● Text section

· · · · ·

The best estimate for \(\hat {y}\) is given by the mean of such distribution \(m(\boldsymbol {\hat {Y}}) = K(\boldsymbol {X},x_{*})\left [K(\boldsymbol {X},\boldsymbol {X})+ {\sigma _{n}^{2}}\boldsymbol {I}\right ]^{-1}\boldsymbol {Y}\) and the variance \(Var(\boldsymbol {\hat {Y}}) = k(x_{*},x_{*}) - K(\boldsymbol {X},x_{*}) \left [K(\boldsymbol {X},\boldsymbol {X})+ {\sigma _{n}^{2}}\boldsymbol {I}\right ]^{-1}K(\boldsymbol {X},x_{*})^{T}\) represents the uncertainty of the current estimate. The GP is then fully defined by its covariance and mean functions and their parameters.

3.2 Covariance function selection

In order to obtain a good estimate of the future measure and its underlying distribution, a covariance function that best fits the nature of the system has to be selected. As the mean can easily be set to zero if some pre-processing is carried out, it is usually ignored [13]. Although the covariance function K is limited to positive semi-definite functions, many choices are present in literature able to fit to dynamic, time-varying systems [19]. The most important feature when choosing a covariance function is its smoothness, i.e. how much the value of the function sampled at a point x correlates with the same function at points close to x . A function that presents high smoothness might not be representative of a fast-varying system. It could be possible, in theory, to observe a large realisation of an input dataset and generate a specific covariance function which models the witnessed behaviour very closely. This is normally not performed as a few families of covariance functions are present in literature which adapt quite well to a large selection of problems in which the data can be modelled as a multivariate Gaussian distribution [13]. For this reason, in the current task of modelling, the channel quality for users with varying mobility a Matérn class covariance function has been selected [20]:

$$ k(x,x_{*}) = h^{2} \frac{2^{1-v}}{\Gamma(v)} \left(\sqrt{2v} \left| \frac{x - x_{*}}{w} \right| \right) \mathcal{K}_{v} \left(\sqrt{2v}\left| \frac{x - x_{*}}{w} \right| \right), $$

where \(\mathcal {K}_{v}\) is the modified Bessel function. The Matérn covariance functions, such as the one selected in this work, include both the exponential autocorrelation (if the smoothness is equal to \(\frac {1}{2}\)) and the Gaussian autocorrelation (with infinite smoothness). These conditions make the Matérn class of covariance functions very flexible as they are able to strike a balance between the two extremes [21]. The variables h, v and w are defined as hyperparameters of the covariance function. They determine the shape of the covariance function and have to be fine-tuned in order for the GP to converge to an appropriate solution. By increasing the smoothness hyperparameter v, the function becomes smoother in time and fast variations of datapoints are ignored. By increasing the width hyperparameter w, the covariance function considers a wider set of datapoints, and by increasing the height hyperparameter h, larger variations in datapoints values are allowed. Once the covariance function is selected, the following step is to determine the values of the hyperparameters. This is performed by maximising the marginal likelihood of the Gaussian process. Since GPR is a form of Bayesian regression, the marginal likelihood is equal to the integral over the product of the prior and the likelihood function. Since both are Gaussian, the marginal likelihood is also Gaussian and is expressed in analytical form:

$$ \begin{aligned} p\left(\boldsymbol{Y}| \boldsymbol{X}, \theta, \sigma^{2}\right) & = \int p(\boldsymbol{Y}| f, \boldsymbol{X}, \theta, \sigma^{2}) p(f| \boldsymbol{X}, \theta)df \\ & = \int \mathcal{N}(f, \sigma^{2},\boldsymbol{I}) \mathcal{N}(0,\boldsymbol{K})df \\ & = \frac{1}{(2\pi)^{\frac{n}{2}}|\boldsymbol{K} + \sigma^{2}\boldsymbol{I}|^{\frac{1}{2}}}\\ &\quad\exp\left(-\frac{1}{2}y^{T}\left(\boldsymbol{K} + \sigma^{2}\boldsymbol{I}\right)^{-1}y\right) \end{aligned} $$

Where θ is the set of hyperparameters. Generally speaking, for simplicity, the log marginal likelihood is maximised [13]:

$$\begin{array}{*{20}l} \log p\left(\boldsymbol{Y}|\boldsymbol{X}, \theta\right) =& - \frac{1}{2} \boldsymbol{Y}^{T} (K + {\sigma_{n}^{2}}\boldsymbol{I})^{-1}\boldsymbol{Y}\\& - \frac{1}{2} \log|K + {\sigma_{n}^{2}}\boldsymbol{I}| - \frac{n}{2} \log2\pi. \end{array} $$

By using any multivariate optimization algorithm, the set of hyperparameters θ can be estimated analytically. After the optimization process has reached the analytical solution, the numerical values of the hyperparameters are simply obtained by using the measured input and output signals. This is a great advantage over other types of regression as it allows the system to evolve without pre-specifying the parameters and thus limiting the range of estimations [22].

· · · · ·

● Aim of the exercise
Reproduce the passage on Gaussian process covariance functions verbatim, starting with "Where θ is the" and going on through "of estimations [22].".

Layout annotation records
· · · · ·

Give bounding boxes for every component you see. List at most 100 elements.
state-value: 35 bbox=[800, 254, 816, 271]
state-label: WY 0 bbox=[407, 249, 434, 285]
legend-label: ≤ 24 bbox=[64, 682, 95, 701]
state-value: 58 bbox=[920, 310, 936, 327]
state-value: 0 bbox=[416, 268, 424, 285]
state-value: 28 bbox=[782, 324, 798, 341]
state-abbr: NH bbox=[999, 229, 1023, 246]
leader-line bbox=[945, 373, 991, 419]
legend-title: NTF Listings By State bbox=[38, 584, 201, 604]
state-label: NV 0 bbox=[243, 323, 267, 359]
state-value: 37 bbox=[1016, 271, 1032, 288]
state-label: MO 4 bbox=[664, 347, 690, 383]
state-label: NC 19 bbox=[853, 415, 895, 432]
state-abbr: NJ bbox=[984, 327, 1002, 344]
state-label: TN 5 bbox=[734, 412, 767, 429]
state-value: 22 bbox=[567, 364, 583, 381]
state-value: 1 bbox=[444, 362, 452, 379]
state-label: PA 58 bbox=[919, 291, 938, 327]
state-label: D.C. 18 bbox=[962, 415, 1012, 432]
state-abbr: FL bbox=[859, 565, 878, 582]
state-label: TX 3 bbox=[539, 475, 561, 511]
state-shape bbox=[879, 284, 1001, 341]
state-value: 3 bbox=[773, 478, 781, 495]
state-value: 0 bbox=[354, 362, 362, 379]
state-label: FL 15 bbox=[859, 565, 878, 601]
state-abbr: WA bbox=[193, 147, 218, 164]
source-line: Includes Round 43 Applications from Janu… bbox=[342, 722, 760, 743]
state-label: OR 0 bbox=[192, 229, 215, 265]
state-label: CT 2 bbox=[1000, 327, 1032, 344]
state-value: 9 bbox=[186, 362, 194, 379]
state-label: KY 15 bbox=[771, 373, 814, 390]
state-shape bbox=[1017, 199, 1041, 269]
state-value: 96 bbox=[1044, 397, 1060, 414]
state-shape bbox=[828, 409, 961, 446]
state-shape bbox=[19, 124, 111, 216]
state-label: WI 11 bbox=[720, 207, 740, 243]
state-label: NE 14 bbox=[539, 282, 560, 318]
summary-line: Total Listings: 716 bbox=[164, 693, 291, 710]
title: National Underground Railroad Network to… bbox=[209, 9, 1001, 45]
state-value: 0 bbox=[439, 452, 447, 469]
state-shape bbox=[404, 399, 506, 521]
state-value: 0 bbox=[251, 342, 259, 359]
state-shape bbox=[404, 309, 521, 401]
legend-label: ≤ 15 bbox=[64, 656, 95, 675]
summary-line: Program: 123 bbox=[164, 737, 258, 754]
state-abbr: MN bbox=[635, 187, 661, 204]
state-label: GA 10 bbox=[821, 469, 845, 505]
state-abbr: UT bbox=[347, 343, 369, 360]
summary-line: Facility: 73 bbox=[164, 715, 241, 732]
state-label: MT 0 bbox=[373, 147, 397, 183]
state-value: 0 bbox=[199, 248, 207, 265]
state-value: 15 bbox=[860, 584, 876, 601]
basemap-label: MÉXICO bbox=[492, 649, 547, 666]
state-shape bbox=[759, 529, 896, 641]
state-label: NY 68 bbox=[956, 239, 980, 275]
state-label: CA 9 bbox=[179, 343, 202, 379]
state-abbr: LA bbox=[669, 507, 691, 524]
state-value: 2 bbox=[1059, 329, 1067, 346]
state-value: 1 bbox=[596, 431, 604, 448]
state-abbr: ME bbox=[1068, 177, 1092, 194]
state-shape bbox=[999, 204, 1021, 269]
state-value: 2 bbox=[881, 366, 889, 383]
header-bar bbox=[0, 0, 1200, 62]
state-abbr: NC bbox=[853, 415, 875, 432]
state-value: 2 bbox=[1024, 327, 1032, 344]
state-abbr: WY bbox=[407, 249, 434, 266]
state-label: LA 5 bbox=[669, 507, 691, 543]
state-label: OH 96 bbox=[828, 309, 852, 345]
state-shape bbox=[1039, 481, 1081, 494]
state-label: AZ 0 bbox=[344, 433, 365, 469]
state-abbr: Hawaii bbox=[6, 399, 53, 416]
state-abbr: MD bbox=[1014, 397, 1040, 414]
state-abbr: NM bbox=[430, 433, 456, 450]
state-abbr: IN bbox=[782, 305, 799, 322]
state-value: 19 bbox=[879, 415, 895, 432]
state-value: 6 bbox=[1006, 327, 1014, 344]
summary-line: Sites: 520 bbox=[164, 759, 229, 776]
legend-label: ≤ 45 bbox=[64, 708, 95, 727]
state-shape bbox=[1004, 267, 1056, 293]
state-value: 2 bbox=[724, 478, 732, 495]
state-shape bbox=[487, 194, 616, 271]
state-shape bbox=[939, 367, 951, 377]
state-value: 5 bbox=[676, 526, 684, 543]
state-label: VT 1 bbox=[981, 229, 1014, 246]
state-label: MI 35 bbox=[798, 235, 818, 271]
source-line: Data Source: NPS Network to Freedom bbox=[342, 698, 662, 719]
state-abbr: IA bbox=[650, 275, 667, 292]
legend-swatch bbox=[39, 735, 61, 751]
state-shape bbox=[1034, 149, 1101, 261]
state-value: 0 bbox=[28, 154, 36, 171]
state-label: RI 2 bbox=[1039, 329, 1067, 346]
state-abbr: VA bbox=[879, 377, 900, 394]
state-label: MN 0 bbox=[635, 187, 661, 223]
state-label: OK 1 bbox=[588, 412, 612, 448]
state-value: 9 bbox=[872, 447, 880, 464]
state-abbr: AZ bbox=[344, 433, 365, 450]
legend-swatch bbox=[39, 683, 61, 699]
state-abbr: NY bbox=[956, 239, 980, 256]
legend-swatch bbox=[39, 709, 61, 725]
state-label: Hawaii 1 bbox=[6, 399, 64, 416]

· · · · ·

● Result
Where θ is the set of hyperparameters. Generally speaking, for simplicity, the log marginal likelihood is maximised [13]:

$$\begin{array}{*{20}l} \log p\left(\boldsymbol{Y}|\boldsymbol{X}, \theta\right) =& - \frac{1}{2} \boldsymbol{Y}^{T} (K + {\sigma_{n}^{2}}\boldsymbol{I})^{-1}\boldsymbol{Y}\\& - \frac{1}{2} \log|K + {\sigma_{n}^{2}}\boldsymbol{I}| - \frac{n}{2} \log2\pi. \end{array} $$

By using any multivariate optimization algorithm, the set of hyperparameters θ can be estimated analytically. After the optimization process has reached the analytical solution, the numerical values of the hyperparameters are simply obtained by using the measured input and output signals. This is a great advantage over other types of regression as it allows the system to evolve without pre-specifying the parameters and thus limiting the range of estimations [22].